── RECORD EXTRACTS ──

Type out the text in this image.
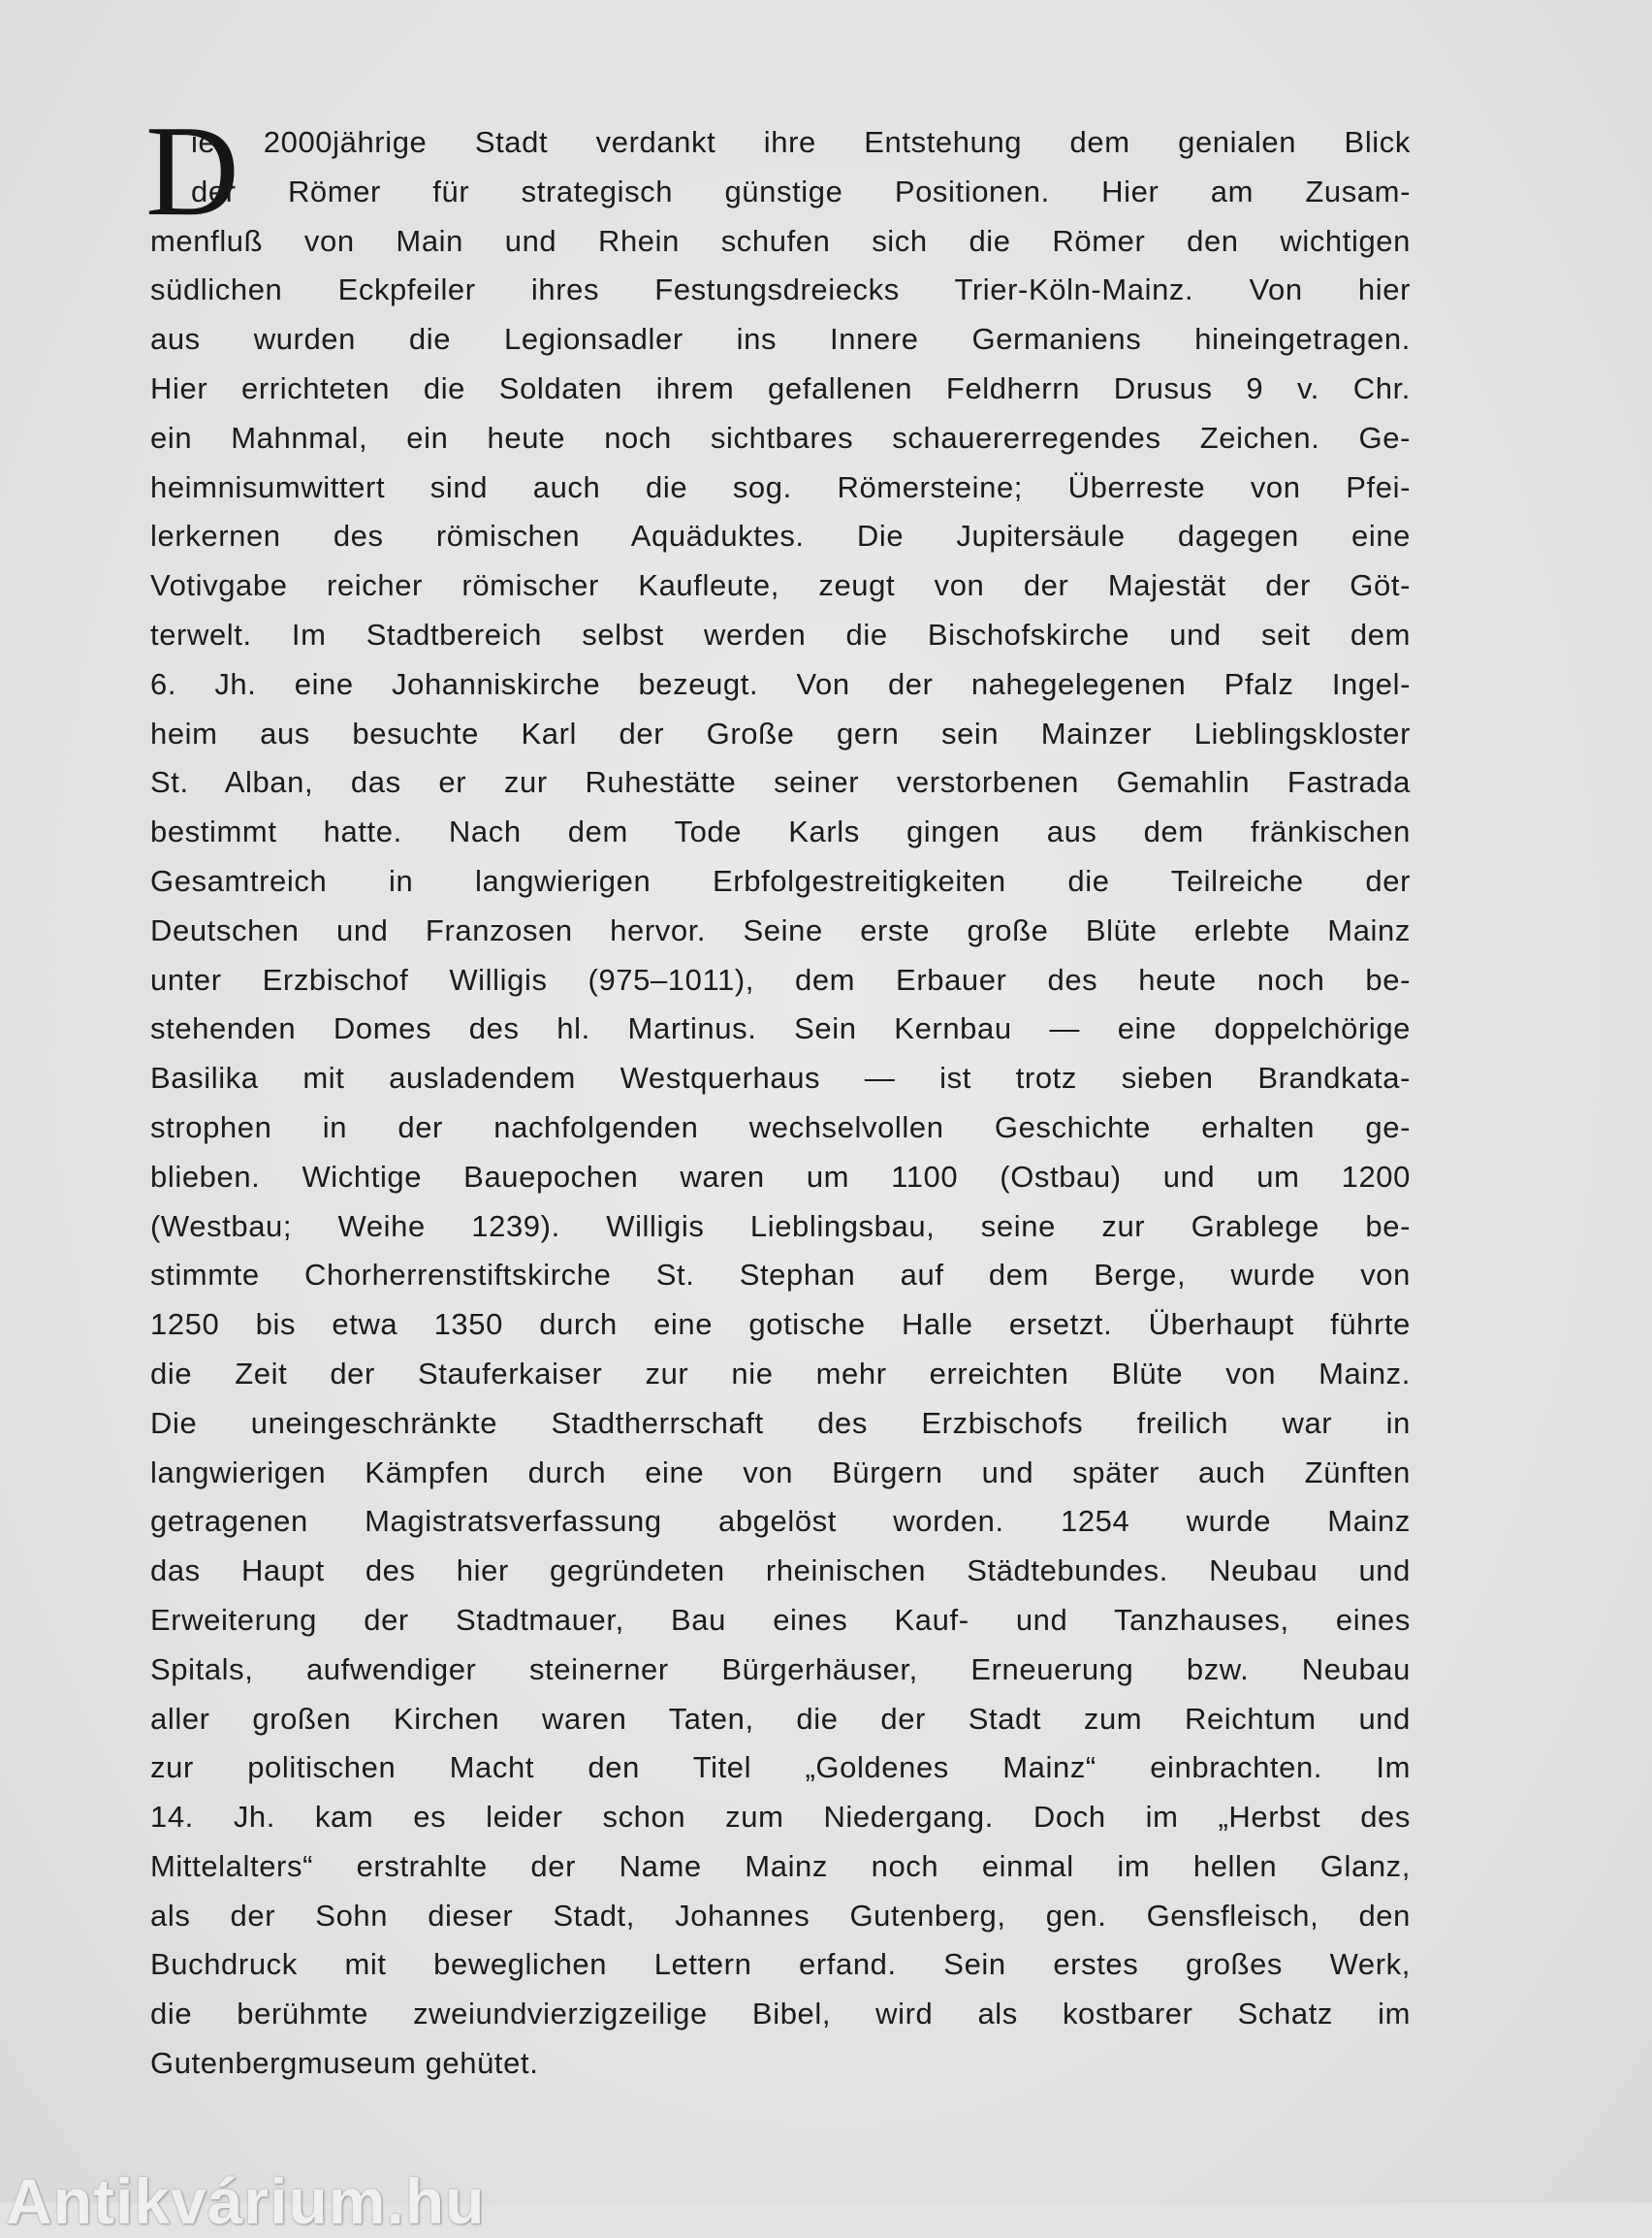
D
ie 2000jährige Stadt verdankt ihre Entstehung dem genialen Blick
der Römer für strategisch günstige Positionen. Hier am Zusam-
menfluß von Main und Rhein schufen sich die Römer den wichtigen
südlichen Eckpfeiler ihres Festungsdreiecks Trier-Köln-Mainz. Von hier
aus wurden die Legionsadler ins Innere Germaniens hineingetragen.
Hier errichteten die Soldaten ihrem gefallenen Feldherrn Drusus 9 v. Chr.
ein Mahnmal, ein heute noch sichtbares schauererregendes Zeichen. Ge-
heimnisumwittert sind auch die sog. Römersteine; Überreste von Pfei-
lerkernen des römischen Aquäduktes. Die Jupitersäule dagegen eine
Votivgabe reicher römischer Kaufleute, zeugt von der Majestät der Göt-
terwelt. Im Stadtbereich selbst werden die Bischofskirche und seit dem
6. Jh. eine Johanniskirche bezeugt. Von der nahegelegenen Pfalz Ingel-
heim aus besuchte Karl der Große gern sein Mainzer Lieblingskloster
St. Alban, das er zur Ruhestätte seiner verstorbenen Gemahlin Fastrada
bestimmt hatte. Nach dem Tode Karls gingen aus dem fränkischen
Gesamtreich in langwierigen Erbfolgestreitigkeiten die Teilreiche der
Deutschen und Franzosen hervor. Seine erste große Blüte erlebte Mainz
unter Erzbischof Willigis (975–1011), dem Erbauer des heute noch be-
stehenden Domes des hl. Martinus. Sein Kernbau — eine doppelchörige
Basilika mit ausladendem Westquerhaus — ist trotz sieben Brandkata-
strophen in der nachfolgenden wechselvollen Geschichte erhalten ge-
blieben. Wichtige Bauepochen waren um 1100 (Ostbau) und um 1200
(Westbau; Weihe 1239). Willigis Lieblingsbau, seine zur Grablege be-
stimmte Chorherrenstiftskirche St. Stephan auf dem Berge, wurde von
1250 bis etwa 1350 durch eine gotische Halle ersetzt. Überhaupt führte
die Zeit der Stauferkaiser zur nie mehr erreichten Blüte von Mainz.
Die uneingeschränkte Stadtherrschaft des Erzbischofs freilich war in
langwierigen Kämpfen durch eine von Bürgern und später auch Zünften
getragenen Magistratsverfassung abgelöst worden. 1254 wurde Mainz
das Haupt des hier gegründeten rheinischen Städtebundes. Neubau und
Erweiterung der Stadtmauer, Bau eines Kauf- und Tanzhauses, eines
Spitals, aufwendiger steinerner Bürgerhäuser, Erneuerung bzw. Neubau
aller großen Kirchen waren Taten, die der Stadt zum Reichtum und
zur politischen Macht den Titel „Goldenes Mainz“ einbrachten. Im
14. Jh. kam es leider schon zum Niedergang. Doch im „Herbst des
Mittelalters“ erstrahlte der Name Mainz noch einmal im hellen Glanz,
als der Sohn dieser Stadt, Johannes Gutenberg, gen. Gensfleisch, den
Buchdruck mit beweglichen Lettern erfand. Sein erstes großes Werk,
die berühmte zweiundvierzigzeilige Bibel, wird als kostbarer Schatz im
Gutenbergmuseum gehütet.
Antikvárium.hu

───

**WORK REQUIRED:** List all lines in the material containing the string "waren".

**FINISHED ANSWER:**
blieben. Wichtige Bauepochen waren um 1100 (Ostbau) und um 1200
aller großen Kirchen waren Taten, die der Stadt zum Reichtum und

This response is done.